Transcribe all records exactly.

★ ★ ★ ★

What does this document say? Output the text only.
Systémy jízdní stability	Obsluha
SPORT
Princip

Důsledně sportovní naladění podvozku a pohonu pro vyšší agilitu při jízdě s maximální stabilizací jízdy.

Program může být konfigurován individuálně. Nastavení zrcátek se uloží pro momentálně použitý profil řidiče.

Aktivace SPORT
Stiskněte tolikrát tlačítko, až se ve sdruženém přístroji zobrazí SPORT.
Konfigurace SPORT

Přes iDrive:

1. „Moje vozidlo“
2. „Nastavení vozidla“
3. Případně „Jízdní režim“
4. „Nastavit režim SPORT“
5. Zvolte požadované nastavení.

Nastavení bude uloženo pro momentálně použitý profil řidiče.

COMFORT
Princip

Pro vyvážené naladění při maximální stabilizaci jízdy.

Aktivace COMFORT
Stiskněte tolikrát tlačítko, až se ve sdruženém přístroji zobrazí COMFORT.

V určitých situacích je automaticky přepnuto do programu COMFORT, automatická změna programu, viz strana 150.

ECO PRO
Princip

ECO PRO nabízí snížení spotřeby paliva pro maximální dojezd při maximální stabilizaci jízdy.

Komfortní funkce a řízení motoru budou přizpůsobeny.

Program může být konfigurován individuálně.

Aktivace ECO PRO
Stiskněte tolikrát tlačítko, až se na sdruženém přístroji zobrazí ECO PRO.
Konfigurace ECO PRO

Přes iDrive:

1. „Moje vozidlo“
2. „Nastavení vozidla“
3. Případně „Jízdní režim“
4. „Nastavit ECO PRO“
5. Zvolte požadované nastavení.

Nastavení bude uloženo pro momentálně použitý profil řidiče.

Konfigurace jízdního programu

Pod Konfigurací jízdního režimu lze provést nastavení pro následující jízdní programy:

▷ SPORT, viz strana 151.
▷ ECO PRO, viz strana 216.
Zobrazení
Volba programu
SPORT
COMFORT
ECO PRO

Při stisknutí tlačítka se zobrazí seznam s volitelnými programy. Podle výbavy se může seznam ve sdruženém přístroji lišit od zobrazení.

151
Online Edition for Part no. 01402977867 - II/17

★ ★ ★ ★

[Exercise result]:
What does this document say? Output the text only.
Systémy jízdní stability	Obsluha
SPORT
Princip

Důsledně sportovní naladění podvozku a pohonu pro vyšší agilitu při jízdě s maximální stabilizací jízdy.

Program může být konfigurován individuálně. Nastavení zrcátek se uloží pro momentálně použitý profil řidiče.

Aktivace SPORT
Stiskněte tolikrát tlačítko, až se ve sdruženém přístroji zobrazí SPORT.
Konfigurace SPORT

Přes iDrive:

1. „Moje vozidlo“
2. „Nastavení vozidla“
3. Případně „Jízdní režim“
4. „Nastavit režim SPORT“
5. Zvolte požadované nastavení.

Nastavení bude uloženo pro momentálně použitý profil řidiče.

COMFORT
Princip

Pro vyvážené naladění při maximální stabilizaci jízdy.

Aktivace COMFORT
Stiskněte tolikrát tlačítko, až se ve sdruženém přístroji zobrazí COMFORT.

V určitých situacích je automaticky přepnuto do programu COMFORT, automatická změna programu, viz strana 150.

ECO PRO
Princip

ECO PRO nabízí snížení spotřeby paliva pro maximální dojezd při maximální stabilizaci jízdy.

Komfortní funkce a řízení motoru budou přizpůsobeny.

Program může být konfigurován individuálně.

Aktivace ECO PRO
Stiskněte tolikrát tlačítko, až se na sdruženém přístroji zobrazí ECO PRO.
Konfigurace ECO PRO

Přes iDrive:

1. „Moje vozidlo“
2. „Nastavení vozidla“
3. Případně „Jízdní režim“
4. „Nastavit ECO PRO“
5. Zvolte požadované nastavení.

Nastavení bude uloženo pro momentálně použitý profil řidiče.

Konfigurace jízdního programu

Pod Konfigurací jízdního režimu lze provést nastavení pro následující jízdní programy:

▷ SPORT, viz strana 151.
▷ ECO PRO, viz strana 216.
Zobrazení
Volba programu
SPORT
COMFORT
ECO PRO

Při stisknutí tlačítka se zobrazí seznam s volitelnými programy. Podle výbavy se může seznam ve sdruženém přístroji lišit od zobrazení.

151
Online Edition for Part no. 01402977867 - II/17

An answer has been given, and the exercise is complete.